** EXERCISE INPUT **
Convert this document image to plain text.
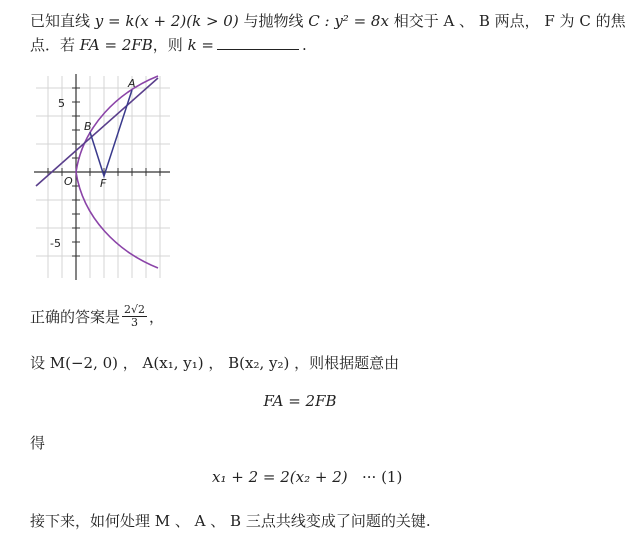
已知直线 y = k(x + 2)(k > 0) 与抛物线 C : y² = 8x 相交于 A 、 B 两点， F 为 C 的焦
点．若 FA = 2FB，则 k =	.
5
-5
A
B
O F
正确的答案是 $\frac{2√2}{3}$ ，
设 M(−2, 0) ， A(x₁, y₁) ， B(x₂, y₂) ，则根据题意由
FA = 2FB
得
x₁ + 2 = 2(x₂ + 2) ··· (1)
接下来，如何处理 M 、 A 、 B 三点共线变成了问题的关键.
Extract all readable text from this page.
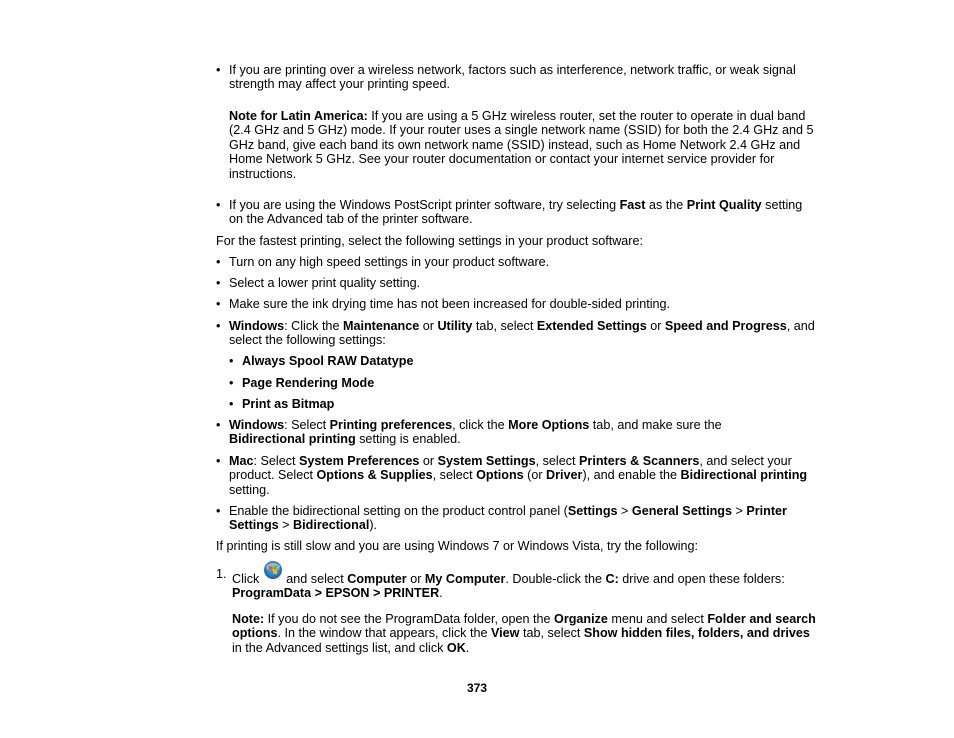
• If you are printing over a wireless network, factors such as interference, network traffic, or weak signal strength may affect your printing speed.

Note for Latin America: If you are using a 5 GHz wireless router, set the router to operate in dual band (2.4 GHz and 5 GHz) mode. If your router uses a single network name (SSID) for both the 2.4 GHz and 5 GHz band, give each band its own network name (SSID) instead, such as Home Network 2.4 GHz and Home Network 5 GHz. See your router documentation or contact your internet service provider for instructions.

• If you are using the Windows PostScript printer software, try selecting Fast as the Print Quality setting on the Advanced tab of the printer software.

For the fastest printing, select the following settings in your product software:

• Turn on any high speed settings in your product software.

• Select a lower print quality setting.

• Make sure the ink drying time has not been increased for double-sided printing.

• Windows: Click the Maintenance or Utility tab, select Extended Settings or Speed and Progress, and select the following settings:

• Always Spool RAW Datatype

• Page Rendering Mode

• Print as Bitmap

• Windows: Select Printing preferences, click the More Options tab, and make sure the Bidirectional printing setting is enabled.

• Mac: Select System Preferences or System Settings, select Printers & Scanners, and select your product. Select Options & Supplies, select Options (or Driver), and enable the Bidirectional printing setting.

• Enable the bidirectional setting on the product control panel (Settings > General Settings > Printer Settings > Bidirectional).

If printing is still slow and you are using Windows 7 or Windows Vista, try the following:

1. Click
and select Computer or My Computer. Double-click the C: drive and open these folders: ProgramData > EPSON > PRINTER.

Note: If you do not see the ProgramData folder, open the Organize menu and select Folder and search options. In the window that appears, click the View tab, select Show hidden files, folders, and drives in the Advanced settings list, and click OK.

373
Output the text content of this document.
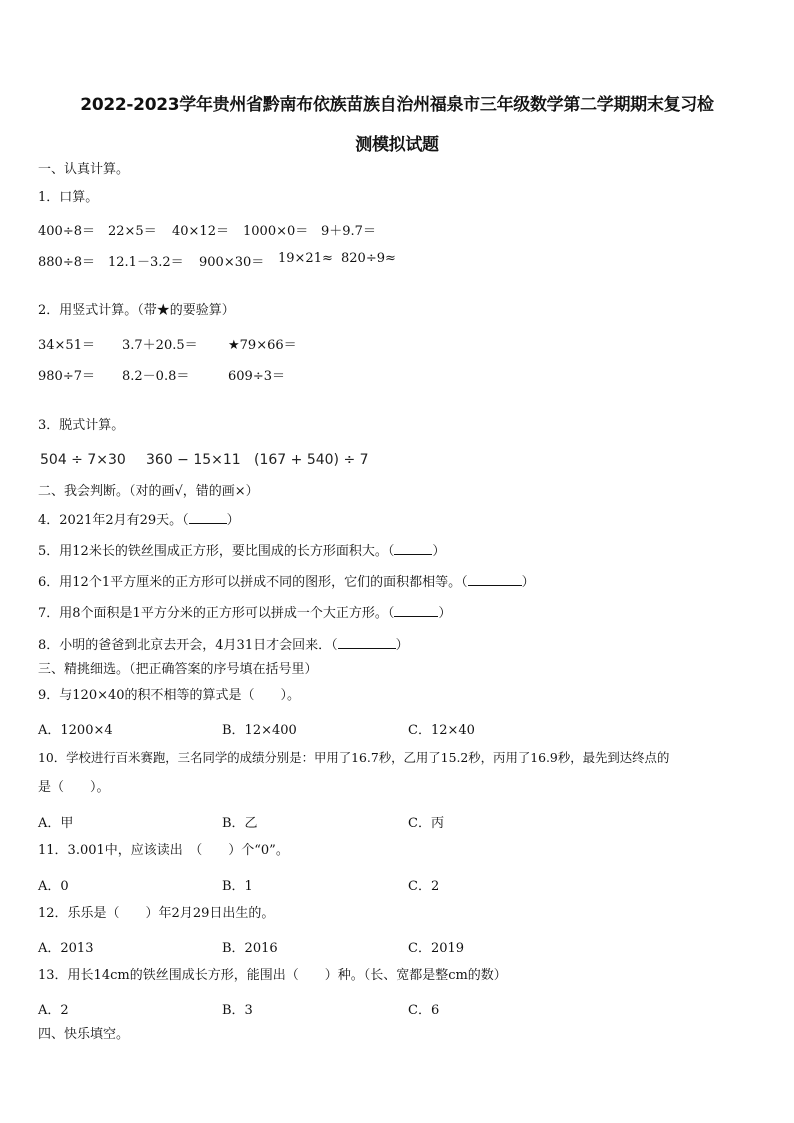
2022-2023学年贵州省黔南布依族苗族自治州福泉市三年级数学第二学期期末复习检
测模拟试题
一、认真计算。
1．口算。
400÷8＝ 22×5＝ 40×12＝ 1000×0＝ 9＋9.7＝
880÷8＝ 12.1－3.2＝ 900×30＝ 19×21≈ 820÷9≈
2．用竖式计算。（带★的要验算）
34×51＝ 3.7＋20.5＝ ★79×66＝
980÷7＝ 8.2－0.8＝	609÷3＝
3．脱式计算。
504 ÷ 7×30 360 − 15×11 (167 + 540) ÷ 7
二、我会判断。（对的画√，错的画×）
4．2021年2月有29天。（	）
5．用12米长的铁丝围成正方形，要比围成的长方形面积大。（	）
6．用12个1平方厘米的正方形可以拼成不同的图形，它们的面积都相等。（	）
7．用8个面积是1平方分米的正方形可以拼成一个大正方形。（	）
8．小明的爸爸到北京去开会，4月31日才会回来．（	）
三、精挑细选。（把正确答案的序号填在括号里）
9．与120×40的积不相等的算式是（　　）。
A．1200×4	B．12×400	C．12×40
10．学校进行百米赛跑，三名同学的成绩分别是：甲用了16.7秒，乙用了15.2秒，丙用了16.9秒，最先到达终点的
是（　　）。
A．甲	B．乙	C．丙
11．3.001中，应该读出　（　　）个“0”。
A．0	B．1	C．2
12．乐乐是（　　）年2月29日出生的。
A．2013	B．2016	C．2019
13．用长14cm的铁丝围成长方形，能围出（　　）种。（长、宽都是整cm的数）
A．2	B．3	C．6
四、快乐填空。
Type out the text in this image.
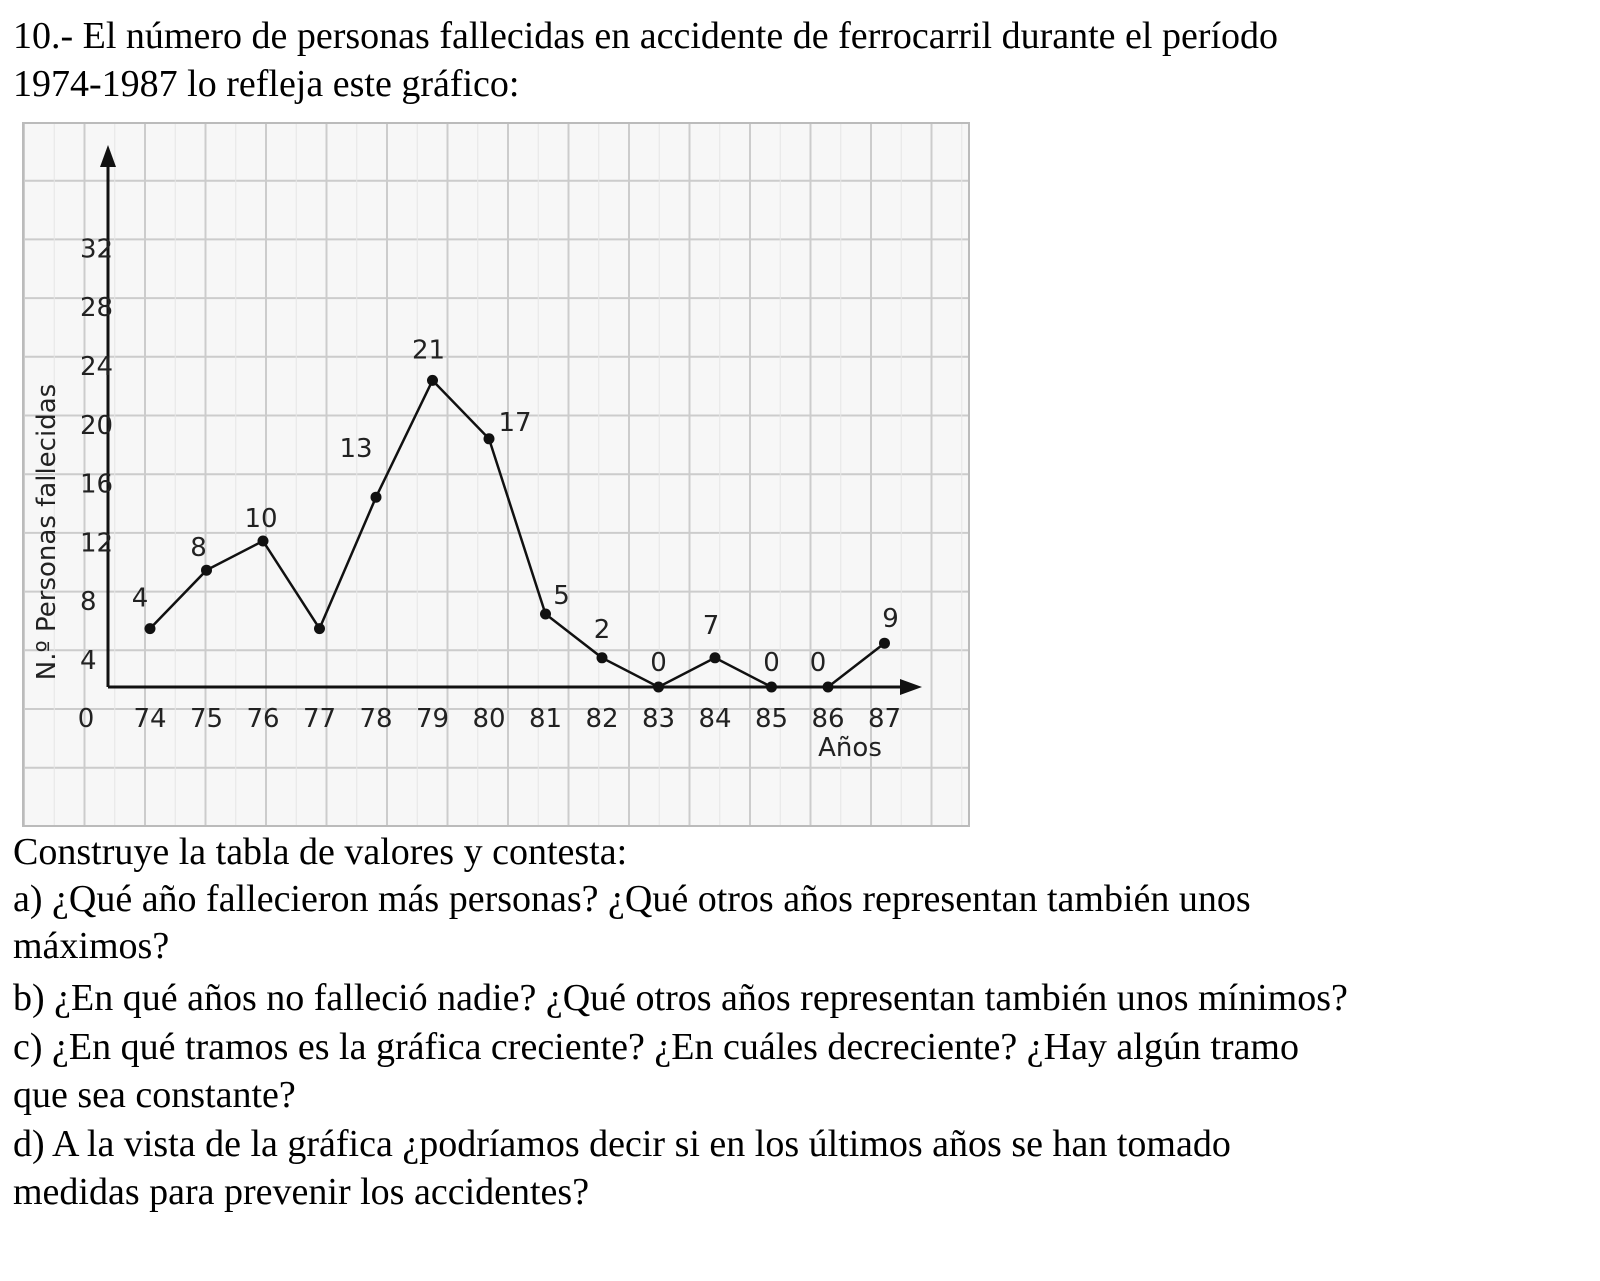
10.- El número de personas fallecidas en accidente de ferrocarril durante el período
1974-1987 lo refleja este gráfico:
0
4
8
12
16
20
24
28
32
74 75 76 77 78 79 80 81 82 83 84 85 86 87
4
8
10
13
21
17
5
2
0
7
0 0
9
N.º Personas fallecidas
Años
Construye la tabla de valores y contesta:
a) ¿Qué año fallecieron más personas? ¿Qué otros años representan también unos
máximos?
b) ¿En qué años no falleció nadie? ¿Qué otros años representan también unos mínimos?
c) ¿En qué tramos es la gráfica creciente? ¿En cuáles decreciente? ¿Hay algún tramo
que sea constante?
d) A la vista de la gráfica ¿podríamos decir si en los últimos años se han tomado
medidas para prevenir los accidentes?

** REQUIRED TASK **
Copy out the lines that hold "software".

** RESPONSE TO THE EXERCISE **
• If you are using the Windows PostScript printer software, try selecting Fast as the Print Quality setting on the Advanced tab of the printer software.
For the fastest printing, select the following settings in your product software:
• Turn on any high speed settings in your product software.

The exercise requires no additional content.